■ Short problem: Copy every record exactly, and keep the pictures out.

=====

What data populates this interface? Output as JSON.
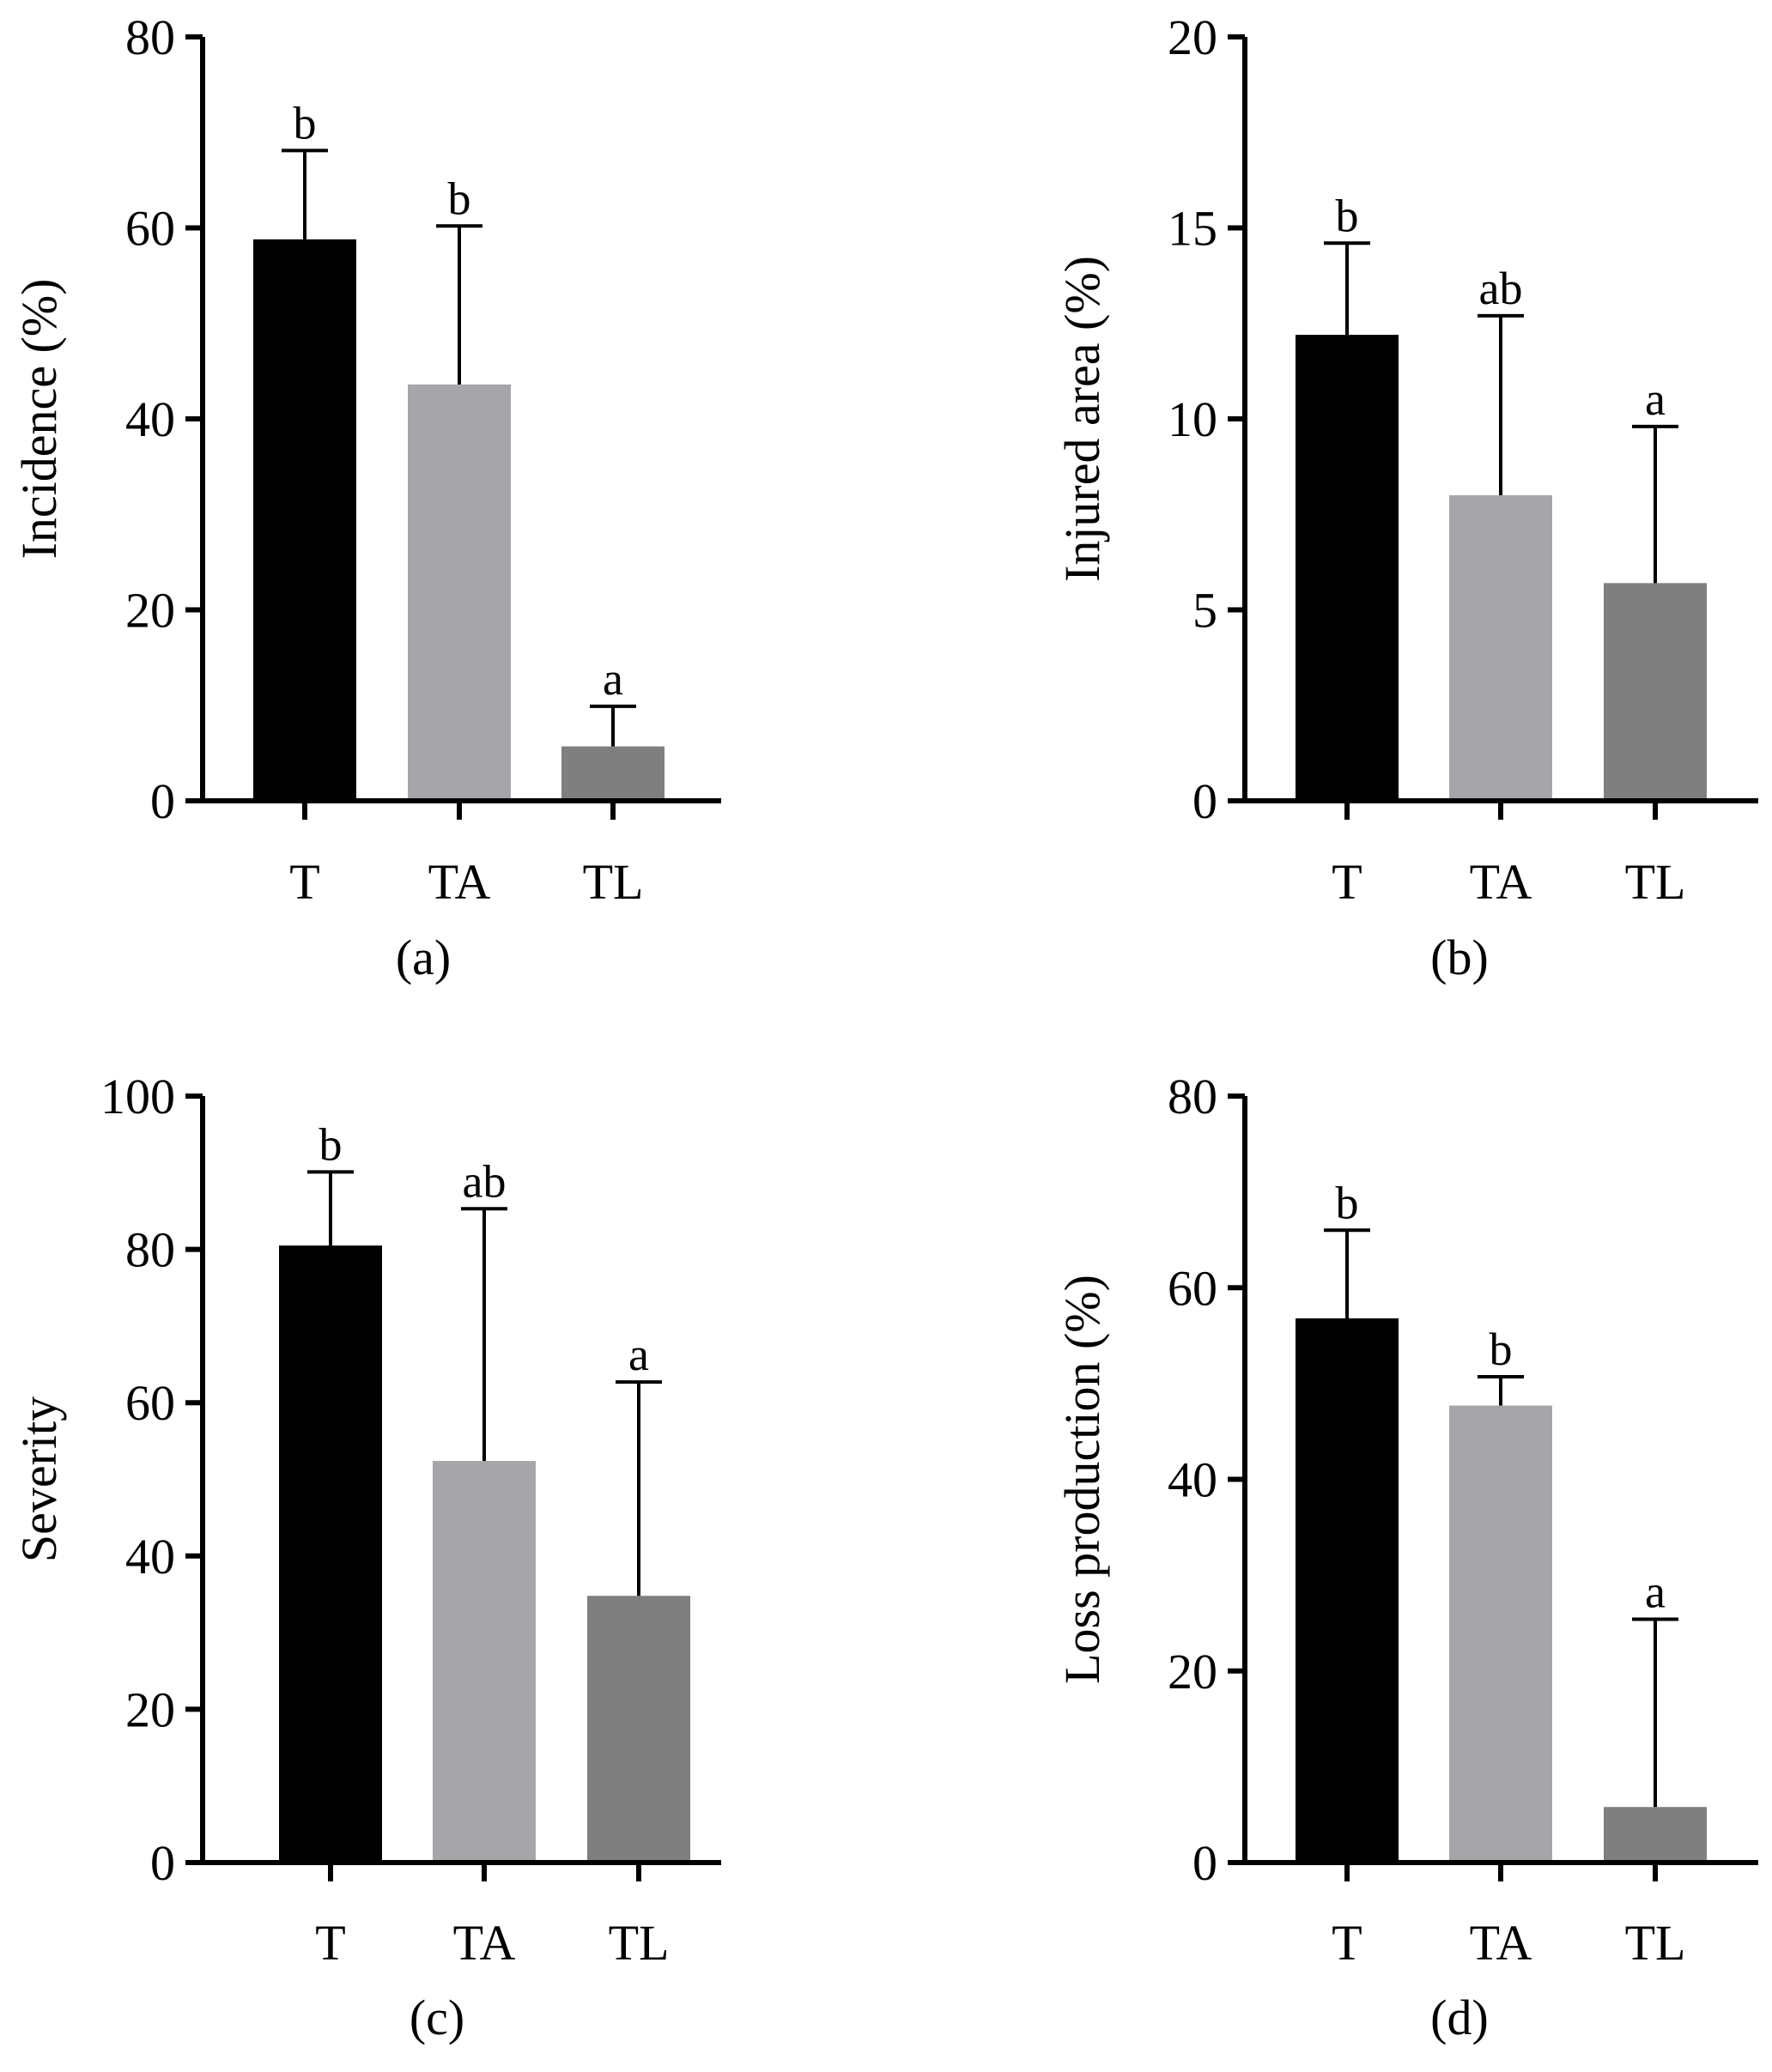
{
  "figure": {
    "background": "#ffffff"
  },
  "chart_data": [
    {
      "type": "bar",
      "panel_label": "(a)",
      "categories": [
        "T",
        "TA",
        "TL"
      ],
      "values": [
        58.8,
        43.6,
        5.7
      ],
      "errors": [
        9.3,
        16.6,
        4.2
      ],
      "significance": [
        "b",
        "b",
        "a"
      ],
      "colors": [
        "#000000",
        "#a6a6aa",
        "#7f7f7f"
      ],
      "ylabel": "Incidence (%)",
      "ylim": [
        0,
        80
      ],
      "yticks": [
        0,
        20,
        40,
        60,
        80
      ]
    },
    {
      "type": "bar",
      "panel_label": "(b)",
      "categories": [
        "T",
        "TA",
        "TL"
      ],
      "values": [
        12.2,
        8.0,
        5.7
      ],
      "errors": [
        2.4,
        4.7,
        4.1
      ],
      "significance": [
        "b",
        "ab",
        "a"
      ],
      "colors": [
        "#000000",
        "#a6a6aa",
        "#7f7f7f"
      ],
      "ylabel": "Injured area (%)",
      "ylim": [
        0,
        20
      ],
      "yticks": [
        0,
        5,
        10,
        15,
        20
      ]
    },
    {
      "type": "bar",
      "panel_label": "(c)",
      "categories": [
        "T",
        "TA",
        "TL"
      ],
      "values": [
        80.5,
        52.4,
        34.8
      ],
      "errors": [
        9.6,
        32.9,
        27.9
      ],
      "significance": [
        "b",
        "ab",
        "a"
      ],
      "colors": [
        "#000000",
        "#a6a6aa",
        "#7f7f7f"
      ],
      "ylabel": "Severity",
      "ylim": [
        0,
        100
      ],
      "yticks": [
        0,
        20,
        40,
        60,
        80,
        100
      ]
    },
    {
      "type": "bar",
      "panel_label": "(d)",
      "categories": [
        "T",
        "TA",
        "TL"
      ],
      "values": [
        56.8,
        47.7,
        5.8
      ],
      "errors": [
        9.2,
        3.0,
        19.6
      ],
      "significance": [
        "b",
        "b",
        "a"
      ],
      "colors": [
        "#000000",
        "#a6a6aa",
        "#7f7f7f"
      ],
      "ylabel": "Loss production (%)",
      "ylim": [
        0,
        80
      ],
      "yticks": [
        0,
        20,
        40,
        60,
        80
      ]
    }
  ]
}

=====

■ Exercise solution:
What data populates this interface? Output as JSON.
{
  "figure": {
    "background": "#ffffff"
  },
  "chart_data": [
    {
      "type": "bar",
      "panel_label": "(a)",
      "categories": [
        "T",
        "TA",
        "TL"
      ],
      "values": [
        58.8,
        43.6,
        5.7
      ],
      "errors": [
        9.3,
        16.6,
        4.2
      ],
      "significance": [
        "b",
        "b",
        "a"
      ],
      "colors": [
        "#000000",
        "#a6a6aa",
        "#7f7f7f"
      ],
      "ylabel": "Incidence (%)",
      "ylim": [
        0,
        80
      ],
      "yticks": [
        0,
        20,
        40,
        60,
        80
      ]
    },
    {
      "type": "bar",
      "panel_label": "(b)",
      "categories": [
        "T",
        "TA",
        "TL"
      ],
      "values": [
        12.2,
        8.0,
        5.7
      ],
      "errors": [
        2.4,
        4.7,
        4.1
      ],
      "significance": [
        "b",
        "ab",
        "a"
      ],
      "colors": [
        "#000000",
        "#a6a6aa",
        "#7f7f7f"
      ],
      "ylabel": "Injured area (%)",
      "ylim": [
        0,
        20
      ],
      "yticks": [
        0,
        5,
        10,
        15,
        20
      ]
    },
    {
      "type": "bar",
      "panel_label": "(c)",
      "categories": [
        "T",
        "TA",
        "TL"
      ],
      "values": [
        80.5,
        52.4,
        34.8
      ],
      "errors": [
        9.6,
        32.9,
        27.9
      ],
      "significance": [
        "b",
        "ab",
        "a"
      ],
      "colors": [
        "#000000",
        "#a6a6aa",
        "#7f7f7f"
      ],
      "ylabel": "Severity",
      "ylim": [
        0,
        100
      ],
      "yticks": [
        0,
        20,
        40,
        60,
        80,
        100
      ]
    },
    {
      "type": "bar",
      "panel_label": "(d)",
      "categories": [
        "T",
        "TA",
        "TL"
      ],
      "values": [
        56.8,
        47.7,
        5.8
      ],
      "errors": [
        9.2,
        3.0,
        19.6
      ],
      "significance": [
        "b",
        "b",
        "a"
      ],
      "colors": [
        "#000000",
        "#a6a6aa",
        "#7f7f7f"
      ],
      "ylabel": "Loss production (%)",
      "ylim": [
        0,
        80
      ],
      "yticks": [
        0,
        20,
        40,
        60,
        80
      ]
    }
  ]
}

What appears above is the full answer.